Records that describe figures
--

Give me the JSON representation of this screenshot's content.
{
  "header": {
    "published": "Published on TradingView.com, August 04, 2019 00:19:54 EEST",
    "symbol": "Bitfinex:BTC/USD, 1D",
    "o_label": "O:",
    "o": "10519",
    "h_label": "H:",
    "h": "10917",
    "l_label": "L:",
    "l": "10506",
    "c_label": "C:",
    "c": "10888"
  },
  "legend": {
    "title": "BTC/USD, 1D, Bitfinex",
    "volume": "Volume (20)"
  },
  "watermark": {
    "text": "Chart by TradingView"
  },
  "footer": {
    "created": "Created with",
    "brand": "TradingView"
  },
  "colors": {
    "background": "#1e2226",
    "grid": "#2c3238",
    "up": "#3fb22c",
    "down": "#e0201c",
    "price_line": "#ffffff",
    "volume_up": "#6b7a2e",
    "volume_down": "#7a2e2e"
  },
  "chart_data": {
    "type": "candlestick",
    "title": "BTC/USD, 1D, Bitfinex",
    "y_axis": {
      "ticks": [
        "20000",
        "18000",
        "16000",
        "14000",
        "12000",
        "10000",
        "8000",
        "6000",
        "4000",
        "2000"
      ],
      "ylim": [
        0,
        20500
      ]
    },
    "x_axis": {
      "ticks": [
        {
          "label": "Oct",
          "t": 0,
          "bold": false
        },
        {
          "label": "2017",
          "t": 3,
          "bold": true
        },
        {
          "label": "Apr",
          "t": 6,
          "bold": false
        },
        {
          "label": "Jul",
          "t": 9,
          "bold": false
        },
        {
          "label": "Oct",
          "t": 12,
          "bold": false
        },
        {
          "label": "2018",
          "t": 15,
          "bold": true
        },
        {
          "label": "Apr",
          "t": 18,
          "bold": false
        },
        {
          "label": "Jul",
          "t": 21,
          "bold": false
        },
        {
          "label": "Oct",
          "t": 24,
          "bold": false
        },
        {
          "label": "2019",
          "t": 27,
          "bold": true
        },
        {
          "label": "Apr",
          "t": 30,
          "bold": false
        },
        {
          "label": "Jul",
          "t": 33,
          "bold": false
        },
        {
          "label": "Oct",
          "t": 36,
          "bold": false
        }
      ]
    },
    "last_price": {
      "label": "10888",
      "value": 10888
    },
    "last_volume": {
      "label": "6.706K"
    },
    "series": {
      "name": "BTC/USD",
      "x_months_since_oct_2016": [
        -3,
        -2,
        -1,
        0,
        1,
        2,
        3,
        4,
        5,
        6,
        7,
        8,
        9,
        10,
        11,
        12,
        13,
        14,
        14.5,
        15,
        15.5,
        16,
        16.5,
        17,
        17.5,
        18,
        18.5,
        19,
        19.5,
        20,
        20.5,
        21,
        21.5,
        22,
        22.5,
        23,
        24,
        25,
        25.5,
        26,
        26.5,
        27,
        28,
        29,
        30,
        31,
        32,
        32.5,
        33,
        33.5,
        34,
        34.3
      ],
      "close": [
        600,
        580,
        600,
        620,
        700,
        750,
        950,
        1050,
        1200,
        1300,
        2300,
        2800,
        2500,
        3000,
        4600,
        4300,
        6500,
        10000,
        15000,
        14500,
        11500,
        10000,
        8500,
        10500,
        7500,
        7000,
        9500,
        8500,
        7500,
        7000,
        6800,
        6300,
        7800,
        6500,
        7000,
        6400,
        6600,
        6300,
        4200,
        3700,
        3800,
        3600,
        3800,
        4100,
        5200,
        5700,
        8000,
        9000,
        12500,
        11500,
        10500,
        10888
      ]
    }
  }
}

--

Figure out how many lines above include the string "TradingView", then report that number and nothing else.

Correct answer:
3